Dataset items
#####

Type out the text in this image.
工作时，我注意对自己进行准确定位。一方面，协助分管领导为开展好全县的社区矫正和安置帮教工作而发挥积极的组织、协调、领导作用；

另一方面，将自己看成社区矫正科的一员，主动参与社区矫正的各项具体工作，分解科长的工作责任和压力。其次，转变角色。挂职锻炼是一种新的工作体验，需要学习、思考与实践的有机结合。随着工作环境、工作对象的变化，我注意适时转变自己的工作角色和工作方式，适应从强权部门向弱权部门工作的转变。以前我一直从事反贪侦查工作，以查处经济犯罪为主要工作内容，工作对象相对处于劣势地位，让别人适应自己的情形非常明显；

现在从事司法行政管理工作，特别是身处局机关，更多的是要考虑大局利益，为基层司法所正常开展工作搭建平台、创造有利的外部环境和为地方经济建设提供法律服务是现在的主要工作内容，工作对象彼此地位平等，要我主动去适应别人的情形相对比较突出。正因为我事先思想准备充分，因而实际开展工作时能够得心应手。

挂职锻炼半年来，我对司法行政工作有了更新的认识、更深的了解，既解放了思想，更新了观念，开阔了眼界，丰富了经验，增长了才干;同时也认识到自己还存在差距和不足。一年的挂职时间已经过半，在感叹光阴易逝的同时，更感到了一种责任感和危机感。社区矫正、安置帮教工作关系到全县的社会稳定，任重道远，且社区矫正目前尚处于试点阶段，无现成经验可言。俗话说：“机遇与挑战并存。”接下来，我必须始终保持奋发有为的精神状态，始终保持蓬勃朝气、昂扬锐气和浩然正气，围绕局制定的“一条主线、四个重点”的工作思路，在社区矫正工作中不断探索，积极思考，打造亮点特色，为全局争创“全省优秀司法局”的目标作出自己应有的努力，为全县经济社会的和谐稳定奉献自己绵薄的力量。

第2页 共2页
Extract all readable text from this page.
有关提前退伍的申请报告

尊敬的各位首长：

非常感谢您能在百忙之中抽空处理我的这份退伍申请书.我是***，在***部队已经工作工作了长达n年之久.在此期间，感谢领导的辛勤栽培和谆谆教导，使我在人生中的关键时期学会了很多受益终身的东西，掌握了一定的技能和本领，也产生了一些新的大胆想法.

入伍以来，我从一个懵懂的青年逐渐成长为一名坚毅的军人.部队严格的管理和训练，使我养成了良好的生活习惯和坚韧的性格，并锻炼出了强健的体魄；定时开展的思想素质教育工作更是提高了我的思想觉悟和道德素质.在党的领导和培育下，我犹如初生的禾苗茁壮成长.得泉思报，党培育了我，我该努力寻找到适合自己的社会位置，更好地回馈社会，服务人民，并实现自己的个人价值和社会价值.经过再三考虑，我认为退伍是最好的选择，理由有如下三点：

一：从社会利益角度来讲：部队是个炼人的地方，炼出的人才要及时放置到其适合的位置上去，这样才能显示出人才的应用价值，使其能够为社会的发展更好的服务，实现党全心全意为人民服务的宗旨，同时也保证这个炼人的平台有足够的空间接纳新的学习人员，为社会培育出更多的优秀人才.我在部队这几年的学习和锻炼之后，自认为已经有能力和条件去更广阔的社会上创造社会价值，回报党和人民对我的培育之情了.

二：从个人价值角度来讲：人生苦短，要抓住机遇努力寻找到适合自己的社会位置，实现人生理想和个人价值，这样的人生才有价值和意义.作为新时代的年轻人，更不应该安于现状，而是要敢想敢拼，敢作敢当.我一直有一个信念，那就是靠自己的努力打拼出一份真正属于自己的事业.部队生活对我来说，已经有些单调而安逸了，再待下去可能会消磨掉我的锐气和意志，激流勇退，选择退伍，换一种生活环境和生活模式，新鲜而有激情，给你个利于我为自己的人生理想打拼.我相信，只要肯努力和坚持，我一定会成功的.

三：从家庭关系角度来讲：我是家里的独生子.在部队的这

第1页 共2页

#####

__TO BE DONE__
In the records above, find each line holding "this" and copy it.

__RESULT__
Type out the text in this image.
Extract all readable text from this page.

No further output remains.